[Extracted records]
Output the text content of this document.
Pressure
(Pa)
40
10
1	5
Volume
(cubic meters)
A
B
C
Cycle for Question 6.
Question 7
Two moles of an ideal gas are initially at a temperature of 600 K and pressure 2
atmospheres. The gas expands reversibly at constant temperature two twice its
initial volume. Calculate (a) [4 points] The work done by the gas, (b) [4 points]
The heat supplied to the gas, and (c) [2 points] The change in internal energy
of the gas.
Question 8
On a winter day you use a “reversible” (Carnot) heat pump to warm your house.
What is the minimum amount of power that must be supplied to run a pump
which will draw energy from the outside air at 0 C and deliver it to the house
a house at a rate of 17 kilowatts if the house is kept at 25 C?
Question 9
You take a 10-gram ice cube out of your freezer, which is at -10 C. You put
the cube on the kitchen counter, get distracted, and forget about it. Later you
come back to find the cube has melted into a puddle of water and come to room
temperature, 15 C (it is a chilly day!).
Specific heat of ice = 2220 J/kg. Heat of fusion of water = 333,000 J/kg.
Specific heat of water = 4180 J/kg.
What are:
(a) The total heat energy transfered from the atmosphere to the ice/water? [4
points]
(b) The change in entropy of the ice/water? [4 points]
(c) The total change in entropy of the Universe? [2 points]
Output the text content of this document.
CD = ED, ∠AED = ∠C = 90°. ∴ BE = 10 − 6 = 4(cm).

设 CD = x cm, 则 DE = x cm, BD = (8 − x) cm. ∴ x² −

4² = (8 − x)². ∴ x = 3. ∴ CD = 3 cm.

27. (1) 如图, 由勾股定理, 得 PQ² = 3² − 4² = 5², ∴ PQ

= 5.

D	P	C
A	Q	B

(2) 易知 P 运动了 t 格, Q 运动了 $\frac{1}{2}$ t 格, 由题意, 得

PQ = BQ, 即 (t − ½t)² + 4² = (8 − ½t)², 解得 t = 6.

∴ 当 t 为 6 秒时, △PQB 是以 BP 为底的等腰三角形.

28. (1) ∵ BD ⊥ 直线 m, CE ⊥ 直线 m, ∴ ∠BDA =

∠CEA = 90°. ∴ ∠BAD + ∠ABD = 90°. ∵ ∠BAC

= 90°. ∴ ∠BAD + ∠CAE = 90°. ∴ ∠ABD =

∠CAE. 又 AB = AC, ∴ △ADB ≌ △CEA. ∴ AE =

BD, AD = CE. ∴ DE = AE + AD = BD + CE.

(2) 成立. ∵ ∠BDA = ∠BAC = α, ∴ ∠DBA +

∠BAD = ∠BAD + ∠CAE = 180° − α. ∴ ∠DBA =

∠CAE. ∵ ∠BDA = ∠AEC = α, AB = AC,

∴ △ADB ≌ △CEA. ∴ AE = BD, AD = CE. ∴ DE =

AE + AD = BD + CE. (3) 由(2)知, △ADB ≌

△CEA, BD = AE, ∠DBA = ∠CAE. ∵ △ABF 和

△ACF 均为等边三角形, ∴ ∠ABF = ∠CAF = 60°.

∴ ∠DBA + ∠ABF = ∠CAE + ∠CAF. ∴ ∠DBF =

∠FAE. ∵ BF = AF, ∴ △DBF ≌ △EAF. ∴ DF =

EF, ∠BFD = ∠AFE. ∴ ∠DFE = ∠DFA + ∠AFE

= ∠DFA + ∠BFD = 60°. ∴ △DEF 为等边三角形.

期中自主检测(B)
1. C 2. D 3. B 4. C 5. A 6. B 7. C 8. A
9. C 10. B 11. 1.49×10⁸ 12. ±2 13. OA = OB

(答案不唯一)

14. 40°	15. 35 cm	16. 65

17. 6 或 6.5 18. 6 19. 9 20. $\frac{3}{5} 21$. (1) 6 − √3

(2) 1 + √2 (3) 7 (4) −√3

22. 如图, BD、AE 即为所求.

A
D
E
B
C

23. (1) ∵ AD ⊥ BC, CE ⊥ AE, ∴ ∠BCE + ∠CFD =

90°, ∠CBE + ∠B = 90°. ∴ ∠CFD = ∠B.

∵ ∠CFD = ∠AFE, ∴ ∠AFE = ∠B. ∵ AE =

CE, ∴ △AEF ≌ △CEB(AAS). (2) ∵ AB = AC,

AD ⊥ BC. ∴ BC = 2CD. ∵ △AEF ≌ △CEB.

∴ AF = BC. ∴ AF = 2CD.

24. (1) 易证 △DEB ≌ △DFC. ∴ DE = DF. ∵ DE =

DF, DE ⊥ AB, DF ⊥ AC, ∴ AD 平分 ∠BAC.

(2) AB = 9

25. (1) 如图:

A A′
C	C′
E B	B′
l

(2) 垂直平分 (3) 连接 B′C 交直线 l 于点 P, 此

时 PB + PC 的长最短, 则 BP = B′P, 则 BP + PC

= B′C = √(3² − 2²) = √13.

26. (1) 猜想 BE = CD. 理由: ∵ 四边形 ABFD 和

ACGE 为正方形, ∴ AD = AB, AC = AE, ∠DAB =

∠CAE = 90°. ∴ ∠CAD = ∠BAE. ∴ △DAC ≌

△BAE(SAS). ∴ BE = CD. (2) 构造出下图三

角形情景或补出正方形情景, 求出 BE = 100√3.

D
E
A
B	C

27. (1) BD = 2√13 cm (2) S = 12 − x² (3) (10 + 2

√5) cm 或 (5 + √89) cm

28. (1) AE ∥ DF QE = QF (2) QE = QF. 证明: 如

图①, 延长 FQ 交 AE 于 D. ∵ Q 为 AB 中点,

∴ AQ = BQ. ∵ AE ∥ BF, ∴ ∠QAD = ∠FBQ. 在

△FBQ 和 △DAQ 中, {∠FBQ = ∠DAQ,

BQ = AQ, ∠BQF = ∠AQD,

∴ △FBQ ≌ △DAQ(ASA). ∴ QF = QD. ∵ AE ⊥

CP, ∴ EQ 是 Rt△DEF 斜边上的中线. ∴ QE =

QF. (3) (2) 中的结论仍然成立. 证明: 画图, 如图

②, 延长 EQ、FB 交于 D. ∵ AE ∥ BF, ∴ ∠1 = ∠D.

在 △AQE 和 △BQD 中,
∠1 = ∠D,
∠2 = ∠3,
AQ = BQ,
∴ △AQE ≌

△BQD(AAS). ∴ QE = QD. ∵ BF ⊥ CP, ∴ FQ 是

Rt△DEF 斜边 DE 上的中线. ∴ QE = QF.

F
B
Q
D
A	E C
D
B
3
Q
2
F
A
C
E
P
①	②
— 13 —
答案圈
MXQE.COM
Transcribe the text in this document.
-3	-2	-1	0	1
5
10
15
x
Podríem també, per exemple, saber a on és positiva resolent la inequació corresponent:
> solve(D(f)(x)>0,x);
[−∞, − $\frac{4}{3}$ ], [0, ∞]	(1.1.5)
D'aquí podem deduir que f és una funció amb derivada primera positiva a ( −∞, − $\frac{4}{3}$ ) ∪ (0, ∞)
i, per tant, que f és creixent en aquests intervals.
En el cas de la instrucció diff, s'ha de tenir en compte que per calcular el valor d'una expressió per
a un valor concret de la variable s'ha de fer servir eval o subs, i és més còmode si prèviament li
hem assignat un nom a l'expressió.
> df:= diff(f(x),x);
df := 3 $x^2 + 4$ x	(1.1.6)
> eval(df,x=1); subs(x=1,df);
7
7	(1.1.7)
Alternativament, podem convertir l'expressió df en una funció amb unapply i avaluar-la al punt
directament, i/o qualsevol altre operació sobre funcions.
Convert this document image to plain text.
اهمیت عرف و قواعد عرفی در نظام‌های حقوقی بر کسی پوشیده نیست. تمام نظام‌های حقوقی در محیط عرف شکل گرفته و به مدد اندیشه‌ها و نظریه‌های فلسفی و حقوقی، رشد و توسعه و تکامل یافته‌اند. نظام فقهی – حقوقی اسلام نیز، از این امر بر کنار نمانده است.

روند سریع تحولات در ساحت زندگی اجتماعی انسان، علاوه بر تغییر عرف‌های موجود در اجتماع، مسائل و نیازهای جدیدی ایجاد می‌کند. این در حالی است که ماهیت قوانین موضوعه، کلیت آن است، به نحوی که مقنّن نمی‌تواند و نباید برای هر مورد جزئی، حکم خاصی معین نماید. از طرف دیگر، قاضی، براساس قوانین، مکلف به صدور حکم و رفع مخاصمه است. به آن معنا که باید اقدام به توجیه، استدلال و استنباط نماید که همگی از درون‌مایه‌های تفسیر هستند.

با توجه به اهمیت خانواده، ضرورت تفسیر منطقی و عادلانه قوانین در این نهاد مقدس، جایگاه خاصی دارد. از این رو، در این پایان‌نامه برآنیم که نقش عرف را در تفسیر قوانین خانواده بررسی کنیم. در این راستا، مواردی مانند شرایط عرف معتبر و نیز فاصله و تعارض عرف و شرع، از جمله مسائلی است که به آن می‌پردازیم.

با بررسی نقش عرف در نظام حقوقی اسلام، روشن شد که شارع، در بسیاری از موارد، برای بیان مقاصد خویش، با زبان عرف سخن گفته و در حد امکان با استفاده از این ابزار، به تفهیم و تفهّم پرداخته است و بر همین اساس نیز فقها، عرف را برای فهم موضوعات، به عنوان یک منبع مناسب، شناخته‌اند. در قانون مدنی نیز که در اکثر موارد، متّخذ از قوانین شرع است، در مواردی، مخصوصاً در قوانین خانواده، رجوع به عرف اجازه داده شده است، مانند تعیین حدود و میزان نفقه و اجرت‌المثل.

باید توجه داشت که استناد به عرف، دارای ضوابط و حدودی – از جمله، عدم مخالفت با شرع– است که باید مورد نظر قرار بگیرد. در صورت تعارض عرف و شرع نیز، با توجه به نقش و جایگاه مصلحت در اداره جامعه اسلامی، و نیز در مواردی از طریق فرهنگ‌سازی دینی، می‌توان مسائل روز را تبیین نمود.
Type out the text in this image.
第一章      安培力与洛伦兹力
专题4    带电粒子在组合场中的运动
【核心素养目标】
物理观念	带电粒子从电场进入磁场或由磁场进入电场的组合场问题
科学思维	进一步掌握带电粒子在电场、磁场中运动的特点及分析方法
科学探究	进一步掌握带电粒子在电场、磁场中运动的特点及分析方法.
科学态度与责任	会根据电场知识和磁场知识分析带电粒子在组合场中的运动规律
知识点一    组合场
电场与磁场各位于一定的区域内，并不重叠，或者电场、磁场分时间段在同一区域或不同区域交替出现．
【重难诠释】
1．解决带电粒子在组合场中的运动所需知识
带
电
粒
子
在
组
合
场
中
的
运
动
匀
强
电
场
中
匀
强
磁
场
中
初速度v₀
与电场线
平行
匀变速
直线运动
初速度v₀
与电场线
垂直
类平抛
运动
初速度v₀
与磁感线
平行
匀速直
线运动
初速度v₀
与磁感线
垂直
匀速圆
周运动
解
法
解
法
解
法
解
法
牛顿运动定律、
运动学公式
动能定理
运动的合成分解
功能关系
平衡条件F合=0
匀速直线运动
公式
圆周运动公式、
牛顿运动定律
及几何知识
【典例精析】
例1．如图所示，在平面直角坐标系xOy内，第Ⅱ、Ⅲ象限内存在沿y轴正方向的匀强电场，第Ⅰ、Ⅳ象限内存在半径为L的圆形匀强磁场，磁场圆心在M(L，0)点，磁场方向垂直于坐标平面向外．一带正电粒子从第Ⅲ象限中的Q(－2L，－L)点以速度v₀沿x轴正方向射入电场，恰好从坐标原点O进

What you are asked to do: Copy in full each line that holds the word "which".

Worked solution:
which will draw energy from the outside air at 0 C and deliver it to the house
You take a 10-gram ice cube out of your freezer, which is at -10 C. You put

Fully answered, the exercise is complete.